*Aim of the task*
Below are some records; retype all of them exactly.

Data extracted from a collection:
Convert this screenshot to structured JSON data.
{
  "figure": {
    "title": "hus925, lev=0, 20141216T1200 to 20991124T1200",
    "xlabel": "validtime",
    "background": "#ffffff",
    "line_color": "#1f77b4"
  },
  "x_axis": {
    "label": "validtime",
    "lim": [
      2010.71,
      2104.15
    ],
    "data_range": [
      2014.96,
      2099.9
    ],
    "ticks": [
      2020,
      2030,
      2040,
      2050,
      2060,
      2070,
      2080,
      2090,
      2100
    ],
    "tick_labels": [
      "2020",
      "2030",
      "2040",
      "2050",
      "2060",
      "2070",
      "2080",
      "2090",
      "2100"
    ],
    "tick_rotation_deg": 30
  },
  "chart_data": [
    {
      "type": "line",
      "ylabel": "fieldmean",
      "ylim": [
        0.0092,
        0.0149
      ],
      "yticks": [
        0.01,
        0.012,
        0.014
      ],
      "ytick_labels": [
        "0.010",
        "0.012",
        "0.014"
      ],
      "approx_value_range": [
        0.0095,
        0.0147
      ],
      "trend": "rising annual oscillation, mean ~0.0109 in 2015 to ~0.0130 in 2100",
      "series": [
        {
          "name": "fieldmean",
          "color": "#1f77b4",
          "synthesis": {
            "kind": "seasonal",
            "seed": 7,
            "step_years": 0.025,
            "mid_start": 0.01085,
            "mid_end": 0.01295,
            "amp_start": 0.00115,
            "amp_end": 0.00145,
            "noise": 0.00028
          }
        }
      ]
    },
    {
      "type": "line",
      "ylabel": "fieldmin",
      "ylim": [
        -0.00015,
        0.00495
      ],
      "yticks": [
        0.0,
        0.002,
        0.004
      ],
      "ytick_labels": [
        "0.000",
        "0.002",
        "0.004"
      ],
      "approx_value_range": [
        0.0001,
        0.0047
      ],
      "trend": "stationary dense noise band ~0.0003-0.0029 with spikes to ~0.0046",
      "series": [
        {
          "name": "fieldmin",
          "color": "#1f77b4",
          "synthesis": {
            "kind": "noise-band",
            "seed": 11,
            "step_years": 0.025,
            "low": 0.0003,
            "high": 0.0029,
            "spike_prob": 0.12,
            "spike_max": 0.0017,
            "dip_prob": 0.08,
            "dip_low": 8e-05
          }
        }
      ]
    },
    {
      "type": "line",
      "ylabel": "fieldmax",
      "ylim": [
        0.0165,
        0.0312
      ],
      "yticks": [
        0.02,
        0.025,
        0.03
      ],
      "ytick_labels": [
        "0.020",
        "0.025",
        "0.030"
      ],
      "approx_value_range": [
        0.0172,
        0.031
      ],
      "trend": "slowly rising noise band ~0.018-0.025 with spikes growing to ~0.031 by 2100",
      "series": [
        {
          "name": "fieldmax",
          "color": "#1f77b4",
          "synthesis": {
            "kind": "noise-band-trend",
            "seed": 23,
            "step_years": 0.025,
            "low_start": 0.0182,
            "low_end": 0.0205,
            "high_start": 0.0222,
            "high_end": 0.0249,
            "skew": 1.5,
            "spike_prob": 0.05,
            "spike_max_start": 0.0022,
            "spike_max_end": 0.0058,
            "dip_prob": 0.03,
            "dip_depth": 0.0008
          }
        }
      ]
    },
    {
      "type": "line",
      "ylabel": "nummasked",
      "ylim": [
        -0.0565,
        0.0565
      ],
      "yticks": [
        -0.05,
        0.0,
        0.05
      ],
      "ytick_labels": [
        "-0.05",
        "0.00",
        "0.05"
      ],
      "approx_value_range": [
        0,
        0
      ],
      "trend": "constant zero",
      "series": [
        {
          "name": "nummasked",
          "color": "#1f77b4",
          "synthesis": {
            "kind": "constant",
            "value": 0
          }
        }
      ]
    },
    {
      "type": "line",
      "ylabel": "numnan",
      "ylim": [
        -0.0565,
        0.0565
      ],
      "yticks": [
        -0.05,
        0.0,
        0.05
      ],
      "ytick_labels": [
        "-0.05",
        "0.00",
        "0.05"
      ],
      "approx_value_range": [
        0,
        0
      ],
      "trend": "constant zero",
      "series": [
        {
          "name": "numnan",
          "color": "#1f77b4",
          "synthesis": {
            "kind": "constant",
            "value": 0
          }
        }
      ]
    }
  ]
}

*Expected answer*
Convert this screenshot to structured JSON data.
{
  "figure": {
    "title": "hus925, lev=0, 20141216T1200 to 20991124T1200",
    "xlabel": "validtime",
    "background": "#ffffff",
    "line_color": "#1f77b4"
  },
  "x_axis": {
    "label": "validtime",
    "lim": [
      2010.71,
      2104.15
    ],
    "data_range": [
      2014.96,
      2099.9
    ],
    "ticks": [
      2020,
      2030,
      2040,
      2050,
      2060,
      2070,
      2080,
      2090,
      2100
    ],
    "tick_labels": [
      "2020",
      "2030",
      "2040",
      "2050",
      "2060",
      "2070",
      "2080",
      "2090",
      "2100"
    ],
    "tick_rotation_deg": 30
  },
  "chart_data": [
    {
      "type": "line",
      "ylabel": "fieldmean",
      "ylim": [
        0.0092,
        0.0149
      ],
      "yticks": [
        0.01,
        0.012,
        0.014
      ],
      "ytick_labels": [
        "0.010",
        "0.012",
        "0.014"
      ],
      "approx_value_range": [
        0.0095,
        0.0147
      ],
      "trend": "rising annual oscillation, mean ~0.0109 in 2015 to ~0.0130 in 2100",
      "series": [
        {
          "name": "fieldmean",
          "color": "#1f77b4",
          "synthesis": {
            "kind": "seasonal",
            "seed": 7,
            "step_years": 0.025,
            "mid_start": 0.01085,
            "mid_end": 0.01295,
            "amp_start": 0.00115,
            "amp_end": 0.00145,
            "noise": 0.00028
          }
        }
      ]
    },
    {
      "type": "line",
      "ylabel": "fieldmin",
      "ylim": [
        -0.00015,
        0.00495
      ],
      "yticks": [
        0.0,
        0.002,
        0.004
      ],
      "ytick_labels": [
        "0.000",
        "0.002",
        "0.004"
      ],
      "approx_value_range": [
        0.0001,
        0.0047
      ],
      "trend": "stationary dense noise band ~0.0003-0.0029 with spikes to ~0.0046",
      "series": [
        {
          "name": "fieldmin",
          "color": "#1f77b4",
          "synthesis": {
            "kind": "noise-band",
            "seed": 11,
            "step_years": 0.025,
            "low": 0.0003,
            "high": 0.0029,
            "spike_prob": 0.12,
            "spike_max": 0.0017,
            "dip_prob": 0.08,
            "dip_low": 8e-05
          }
        }
      ]
    },
    {
      "type": "line",
      "ylabel": "fieldmax",
      "ylim": [
        0.0165,
        0.0312
      ],
      "yticks": [
        0.02,
        0.025,
        0.03
      ],
      "ytick_labels": [
        "0.020",
        "0.025",
        "0.030"
      ],
      "approx_value_range": [
        0.0172,
        0.031
      ],
      "trend": "slowly rising noise band ~0.018-0.025 with spikes growing to ~0.031 by 2100",
      "series": [
        {
          "name": "fieldmax",
          "color": "#1f77b4",
          "synthesis": {
            "kind": "noise-band-trend",
            "seed": 23,
            "step_years": 0.025,
            "low_start": 0.0182,
            "low_end": 0.0205,
            "high_start": 0.0222,
            "high_end": 0.0249,
            "skew": 1.5,
            "spike_prob": 0.05,
            "spike_max_start": 0.0022,
            "spike_max_end": 0.0058,
            "dip_prob": 0.03,
            "dip_depth": 0.0008
          }
        }
      ]
    },
    {
      "type": "line",
      "ylabel": "nummasked",
      "ylim": [
        -0.0565,
        0.0565
      ],
      "yticks": [
        -0.05,
        0.0,
        0.05
      ],
      "ytick_labels": [
        "-0.05",
        "0.00",
        "0.05"
      ],
      "approx_value_range": [
        0,
        0
      ],
      "trend": "constant zero",
      "series": [
        {
          "name": "nummasked",
          "color": "#1f77b4",
          "synthesis": {
            "kind": "constant",
            "value": 0
          }
        }
      ]
    },
    {
      "type": "line",
      "ylabel": "numnan",
      "ylim": [
        -0.0565,
        0.0565
      ],
      "yticks": [
        -0.05,
        0.0,
        0.05
      ],
      "ytick_labels": [
        "-0.05",
        "0.00",
        "0.05"
      ],
      "approx_value_range": [
        0,
        0
      ],
      "trend": "constant zero",
      "series": [
        {
          "name": "numnan",
          "color": "#1f77b4",
          "synthesis": {
            "kind": "constant",
            "value": 0
          }
        }
      ]
    }
  ]
}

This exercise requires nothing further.